■ TAREA A REALIZAR: Decide si cada afirmación concuerda con el texto sobre el partido entre River y Santa Fe; responde sí o no y copia entre comillas las palabras del texto que lo deciden. (a) River le ganó 2-0 a Argentinos Juniors en el Monumental. (b) Marcos Acuña sufrió su lesión ante Atlético Nacional. (c) Rafael Santos Borré ocupará el lugar de Lucas Beltrán.

____ TEXTO DADO

River vuelve a salir a la cancha por la Copa Sudamericana y esta vez el desafío no es menor: este miércoles, desde las 21.30, visita a Independiente Santa Fe en el estadio El Campín de Bogotá, por la ida de los octavos de final. Para el equipo de Núñez, la idea es clara: traer un buen resultado para encarar la revancha con más aire.
El Millonario llega con un poco más de calma después de ganarle 2-0 a Argentinos Juniors en el Monumental. Ese triunfo cortó una seguidilla pesada de seis derrotas seguidas en torneos de AFA, la peor marca del club en el profesionalismo. En lo anímico, eso vale mucho; en lo futbolístico, todavía hay cuentas pendientes.
El cruce con Santa Fe iba a jugarse una semana antes, pero se postergó por el terremoto que afectó a Colombia el pasado 10 de agosto. Ese cambio de fecha le permitió a River recuperar a algunos jugadores y contar con Thiago Almada para los dos partidos de la serie.
Igual, no todo es buena noticia. El equipo tendrá bajas importantes, sobre todo por las bandas. Gonzalo Montiel arrastra una sobrecarga en el aductor izquierdo y Marcos Acuña sigue en recuperación por un desgarro en el isquiotibial derecho que sufrió ante Gimnasia, en La Plata.
Con esos huecos y sin haber inscripto a Giovanni González ni a Francisco Ortega para esta instancia, River deberá acomodarse como pueda en esos puestos. Además, quedaron afuera de la lista Lucas Beltrán y Mauro Arambarri. Beltrán, que fue titular contra Argentinos, dejará su lugar a Rafael Santos Borré. Por su parte, Sebastián Driussi sigue en recuperación y está cerca del alta médica.
Del otro lado aparece un Santa Fe que llega descansado. No jugó el fin de semana frente a Atlético Nacional porque ese partido también fue reprogramado tras el terremoto. Su última presentación fue el sábado 8 de agosto, cuando le ganó 2-0 a Boyacá Chicó como local, con goles de Hugo Rodallega y de Juan Palma Micolta, en contra.

________
____ FILAS EXTRAÍDAS

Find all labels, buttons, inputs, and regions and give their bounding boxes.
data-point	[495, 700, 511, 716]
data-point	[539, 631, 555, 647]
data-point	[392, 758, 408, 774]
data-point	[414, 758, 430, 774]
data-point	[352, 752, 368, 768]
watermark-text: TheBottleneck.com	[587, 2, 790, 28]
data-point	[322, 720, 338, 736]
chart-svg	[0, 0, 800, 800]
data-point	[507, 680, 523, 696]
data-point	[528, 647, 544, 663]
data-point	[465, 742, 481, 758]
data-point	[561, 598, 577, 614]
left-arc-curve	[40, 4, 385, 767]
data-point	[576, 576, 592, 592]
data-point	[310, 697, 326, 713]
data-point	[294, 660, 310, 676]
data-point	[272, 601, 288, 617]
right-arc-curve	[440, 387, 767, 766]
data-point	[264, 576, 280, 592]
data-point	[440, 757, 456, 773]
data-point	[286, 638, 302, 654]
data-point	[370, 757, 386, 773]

________

■ RESPUESTA ESCRITA:
(a) Sí: «después de ganarle 2-0 a Argentinos Juniors en el Monumental».
(b) No: «un desgarro en el isquiotibial derecho que sufrió ante Gimnasia, en La Plata».
(c) Sí: «Beltrán, que fue titular contra Argentinos, dejará su lugar a Rafael Santos Borré».